§ DATA IN THIS EXERCISE:
------------------------
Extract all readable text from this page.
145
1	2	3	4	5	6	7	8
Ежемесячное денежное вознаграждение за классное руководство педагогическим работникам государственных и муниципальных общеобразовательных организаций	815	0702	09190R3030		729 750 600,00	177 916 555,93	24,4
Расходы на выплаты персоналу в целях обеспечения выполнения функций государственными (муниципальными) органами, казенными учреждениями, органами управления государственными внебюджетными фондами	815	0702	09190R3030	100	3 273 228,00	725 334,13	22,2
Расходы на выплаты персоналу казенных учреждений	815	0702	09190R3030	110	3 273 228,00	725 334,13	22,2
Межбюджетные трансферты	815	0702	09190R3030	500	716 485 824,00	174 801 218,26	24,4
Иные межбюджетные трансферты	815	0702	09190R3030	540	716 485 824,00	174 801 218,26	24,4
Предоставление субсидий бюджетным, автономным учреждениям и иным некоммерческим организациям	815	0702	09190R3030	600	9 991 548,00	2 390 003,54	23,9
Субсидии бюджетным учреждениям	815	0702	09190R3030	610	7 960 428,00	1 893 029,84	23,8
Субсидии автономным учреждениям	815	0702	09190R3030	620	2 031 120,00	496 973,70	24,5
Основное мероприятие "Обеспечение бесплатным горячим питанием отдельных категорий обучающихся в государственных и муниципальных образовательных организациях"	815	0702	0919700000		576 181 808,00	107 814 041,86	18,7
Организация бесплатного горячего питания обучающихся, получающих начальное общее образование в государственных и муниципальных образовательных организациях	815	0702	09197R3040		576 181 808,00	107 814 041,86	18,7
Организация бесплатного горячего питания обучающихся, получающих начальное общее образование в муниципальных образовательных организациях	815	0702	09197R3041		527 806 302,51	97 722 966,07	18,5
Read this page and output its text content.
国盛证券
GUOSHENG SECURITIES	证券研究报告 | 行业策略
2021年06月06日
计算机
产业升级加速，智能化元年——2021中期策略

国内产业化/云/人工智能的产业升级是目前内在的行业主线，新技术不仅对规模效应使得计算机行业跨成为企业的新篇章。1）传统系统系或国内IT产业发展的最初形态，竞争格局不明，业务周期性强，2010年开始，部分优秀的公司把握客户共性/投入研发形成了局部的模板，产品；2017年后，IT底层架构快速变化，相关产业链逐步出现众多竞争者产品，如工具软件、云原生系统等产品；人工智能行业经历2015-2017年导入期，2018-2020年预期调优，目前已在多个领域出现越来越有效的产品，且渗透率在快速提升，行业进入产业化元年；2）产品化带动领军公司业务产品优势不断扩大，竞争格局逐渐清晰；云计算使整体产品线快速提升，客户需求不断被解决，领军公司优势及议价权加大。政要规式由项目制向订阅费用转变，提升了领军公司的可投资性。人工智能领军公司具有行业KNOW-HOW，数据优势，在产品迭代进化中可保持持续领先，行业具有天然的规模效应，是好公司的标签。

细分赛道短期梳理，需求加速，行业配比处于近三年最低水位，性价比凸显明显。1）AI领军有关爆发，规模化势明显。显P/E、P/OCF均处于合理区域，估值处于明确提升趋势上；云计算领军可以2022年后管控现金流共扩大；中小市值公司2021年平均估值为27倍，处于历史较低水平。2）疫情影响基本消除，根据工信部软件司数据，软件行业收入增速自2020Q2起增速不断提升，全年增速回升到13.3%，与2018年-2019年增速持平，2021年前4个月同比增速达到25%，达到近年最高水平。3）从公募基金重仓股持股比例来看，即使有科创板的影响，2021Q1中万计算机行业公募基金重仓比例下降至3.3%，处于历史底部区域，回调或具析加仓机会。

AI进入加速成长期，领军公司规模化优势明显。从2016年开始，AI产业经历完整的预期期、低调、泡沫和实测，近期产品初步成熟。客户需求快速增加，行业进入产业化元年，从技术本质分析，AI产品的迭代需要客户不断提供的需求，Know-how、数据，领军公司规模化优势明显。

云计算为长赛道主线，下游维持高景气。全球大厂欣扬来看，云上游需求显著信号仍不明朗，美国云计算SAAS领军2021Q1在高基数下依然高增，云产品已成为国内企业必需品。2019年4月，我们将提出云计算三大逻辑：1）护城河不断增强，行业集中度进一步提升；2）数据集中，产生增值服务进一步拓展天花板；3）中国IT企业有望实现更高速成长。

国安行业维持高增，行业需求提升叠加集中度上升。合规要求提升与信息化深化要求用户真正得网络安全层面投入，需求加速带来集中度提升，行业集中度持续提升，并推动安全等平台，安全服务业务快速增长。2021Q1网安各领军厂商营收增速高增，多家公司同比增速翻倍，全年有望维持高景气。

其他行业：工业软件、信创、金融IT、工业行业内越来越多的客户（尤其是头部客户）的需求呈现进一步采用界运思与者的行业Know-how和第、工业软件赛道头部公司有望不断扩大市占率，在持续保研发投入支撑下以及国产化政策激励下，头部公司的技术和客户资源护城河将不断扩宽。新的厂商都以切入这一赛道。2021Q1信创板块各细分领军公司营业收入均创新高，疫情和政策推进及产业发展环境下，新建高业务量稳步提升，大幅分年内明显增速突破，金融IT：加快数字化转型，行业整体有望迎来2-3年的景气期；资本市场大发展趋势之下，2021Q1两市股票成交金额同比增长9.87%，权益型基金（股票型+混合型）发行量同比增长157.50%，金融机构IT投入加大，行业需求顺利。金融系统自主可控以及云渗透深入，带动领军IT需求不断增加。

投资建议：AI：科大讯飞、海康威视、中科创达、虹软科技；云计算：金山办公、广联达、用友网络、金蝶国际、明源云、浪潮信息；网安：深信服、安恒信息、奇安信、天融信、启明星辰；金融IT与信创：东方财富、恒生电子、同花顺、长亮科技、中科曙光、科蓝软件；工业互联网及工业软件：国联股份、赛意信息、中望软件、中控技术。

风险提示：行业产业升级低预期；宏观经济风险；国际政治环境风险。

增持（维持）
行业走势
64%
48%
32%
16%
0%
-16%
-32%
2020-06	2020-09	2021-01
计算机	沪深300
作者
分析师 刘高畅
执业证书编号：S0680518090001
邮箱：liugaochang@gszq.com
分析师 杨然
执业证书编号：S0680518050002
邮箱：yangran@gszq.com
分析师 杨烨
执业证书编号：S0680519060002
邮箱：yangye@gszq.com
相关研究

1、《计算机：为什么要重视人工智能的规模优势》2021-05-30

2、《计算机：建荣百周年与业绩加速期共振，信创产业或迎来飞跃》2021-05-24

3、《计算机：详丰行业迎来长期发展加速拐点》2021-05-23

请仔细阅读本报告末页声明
------------------------
§ GIVEN REQUEST: Extract the listing in its entirety, matching it exactly.

§ RESULT FOR THIS EXERCISE:
Extract all readable text from this page.
145
1	2	3	4	5	6	7	8
Ежемесячное денежное вознаграждение за классное руководство педагогическим работникам государственных и муниципальных общеобразовательных организаций	815	0702	09190R3030		729 750 600,00	177 916 555,93	24,4
Расходы на выплаты персоналу в целях обеспечения выполнения функций государственными (муниципальными) органами, казенными учреждениями, органами управления государственными внебюджетными фондами	815	0702	09190R3030	100	3 273 228,00	725 334,13	22,2
Расходы на выплаты персоналу казенных учреждений	815	0702	09190R3030	110	3 273 228,00	725 334,13	22,2
Межбюджетные трансферты	815	0702	09190R3030	500	716 485 824,00	174 801 218,26	24,4
Иные межбюджетные трансферты	815	0702	09190R3030	540	716 485 824,00	174 801 218,26	24,4
Предоставление субсидий бюджетным, автономным учреждениям и иным некоммерческим организациям	815	0702	09190R3030	600	9 991 548,00	2 390 003,54	23,9
Субсидии бюджетным учреждениям	815	0702	09190R3030	610	7 960 428,00	1 893 029,84	23,8
Субсидии автономным учреждениям	815	0702	09190R3030	620	2 031 120,00	496 973,70	24,5
Основное мероприятие "Обеспечение бесплатным горячим питанием отдельных категорий обучающихся в государственных и муниципальных образовательных организациях"	815	0702	0919700000		576 181 808,00	107 814 041,86	18,7
Организация бесплатного горячего питания обучающихся, получающих начальное общее образование в государственных и муниципальных образовательных организациях	815	0702	09197R3040		576 181 808,00	107 814 041,86	18,7
Организация бесплатного горячего питания обучающихся, получающих начальное общее образование в муниципальных образовательных организациях	815	0702	09197R3041		527 806 302,51	97 722 966,07	18,5
Read this page and output its text content.
国盛证券
GUOSHENG SECURITIES	证券研究报告 | 行业策略
2021年06月06日
计算机
产业升级加速，智能化元年——2021中期策略

国内产业化/云/人工智能的产业升级是目前内在的行业主线，新技术不仅对规模效应使得计算机行业跨成为企业的新篇章。1）传统系统系或国内IT产业发展的最初形态，竞争格局不明，业务周期性强，2010年开始，部分优秀的公司把握客户共性/投入研发形成了局部的模板，产品；2017年后，IT底层架构快速变化，相关产业链逐步出现众多竞争者产品，如工具软件、云原生系统等产品；人工智能行业经历2015-2017年导入期，2018-2020年预期调优，目前已在多个领域出现越来越有效的产品，且渗透率在快速提升，行业进入产业化元年；2）产品化带动领军公司业务产品优势不断扩大，竞争格局逐渐清晰；云计算使整体产品线快速提升，客户需求不断被解决，领军公司优势及议价权加大。政要规式由项目制向订阅费用转变，提升了领军公司的可投资性。人工智能领军公司具有行业KNOW-HOW，数据优势，在产品迭代进化中可保持持续领先，行业具有天然的规模效应，是好公司的标签。

细分赛道短期梳理，需求加速，行业配比处于近三年最低水位，性价比凸显明显。1）AI领军有关爆发，规模化势明显。显P/E、P/OCF均处于合理区域，估值处于明确提升趋势上；云计算领军可以2022年后管控现金流共扩大；中小市值公司2021年平均估值为27倍，处于历史较低水平。2）疫情影响基本消除，根据工信部软件司数据，软件行业收入增速自2020Q2起增速不断提升，全年增速回升到13.3%，与2018年-2019年增速持平，2021年前4个月同比增速达到25%，达到近年最高水平。3）从公募基金重仓股持股比例来看，即使有科创板的影响，2021Q1中万计算机行业公募基金重仓比例下降至3.3%，处于历史底部区域，回调或具析加仓机会。

AI进入加速成长期，领军公司规模化优势明显。从2016年开始，AI产业经历完整的预期期、低调、泡沫和实测，近期产品初步成熟。客户需求快速增加，行业进入产业化元年，从技术本质分析，AI产品的迭代需要客户不断提供的需求，Know-how、数据，领军公司规模化优势明显。

云计算为长赛道主线，下游维持高景气。全球大厂欣扬来看，云上游需求显著信号仍不明朗，美国云计算SAAS领军2021Q1在高基数下依然高增，云产品已成为国内企业必需品。2019年4月，我们将提出云计算三大逻辑：1）护城河不断增强，行业集中度进一步提升；2）数据集中，产生增值服务进一步拓展天花板；3）中国IT企业有望实现更高速成长。

国安行业维持高增，行业需求提升叠加集中度上升。合规要求提升与信息化深化要求用户真正得网络安全层面投入，需求加速带来集中度提升，行业集中度持续提升，并推动安全等平台，安全服务业务快速增长。2021Q1网安各领军厂商营收增速高增，多家公司同比增速翻倍，全年有望维持高景气。

其他行业：工业软件、信创、金融IT、工业行业内越来越多的客户（尤其是头部客户）的需求呈现进一步采用界运思与者的行业Know-how和第、工业软件赛道头部公司有望不断扩大市占率，在持续保研发投入支撑下以及国产化政策激励下，头部公司的技术和客户资源护城河将不断扩宽。新的厂商都以切入这一赛道。2021Q1信创板块各细分领军公司营业收入均创新高，疫情和政策推进及产业发展环境下，新建高业务量稳步提升，大幅分年内明显增速突破，金融IT：加快数字化转型，行业整体有望迎来2-3年的景气期；资本市场大发展趋势之下，2021Q1两市股票成交金额同比增长9.87%，权益型基金（股票型+混合型）发行量同比增长157.50%，金融机构IT投入加大，行业需求顺利。金融系统自主可控以及云渗透深入，带动领军IT需求不断增加。

投资建议：AI：科大讯飞、海康威视、中科创达、虹软科技；云计算：金山办公、广联达、用友网络、金蝶国际、明源云、浪潮信息；网安：深信服、安恒信息、奇安信、天融信、启明星辰；金融IT与信创：东方财富、恒生电子、同花顺、长亮科技、中科曙光、科蓝软件；工业互联网及工业软件：国联股份、赛意信息、中望软件、中控技术。

风险提示：行业产业升级低预期；宏观经济风险；国际政治环境风险。

增持（维持）
行业走势
64%
48%
32%
16%
0%
-16%
-32%
2020-06	2020-09	2021-01
计算机	沪深300
作者
分析师 刘高畅
执业证书编号：S0680518090001
邮箱：liugaochang@gszq.com
分析师 杨然
执业证书编号：S0680518050002
邮箱：yangran@gszq.com
分析师 杨烨
执业证书编号：S0680519060002
邮箱：yangye@gszq.com
相关研究

1、《计算机：为什么要重视人工智能的规模优势》2021-05-30

2、《计算机：建荣百周年与业绩加速期共振，信创产业或迎来飞跃》2021-05-24

3、《计算机：详丰行业迎来长期发展加速拐点》2021-05-23

请仔细阅读本报告末页声明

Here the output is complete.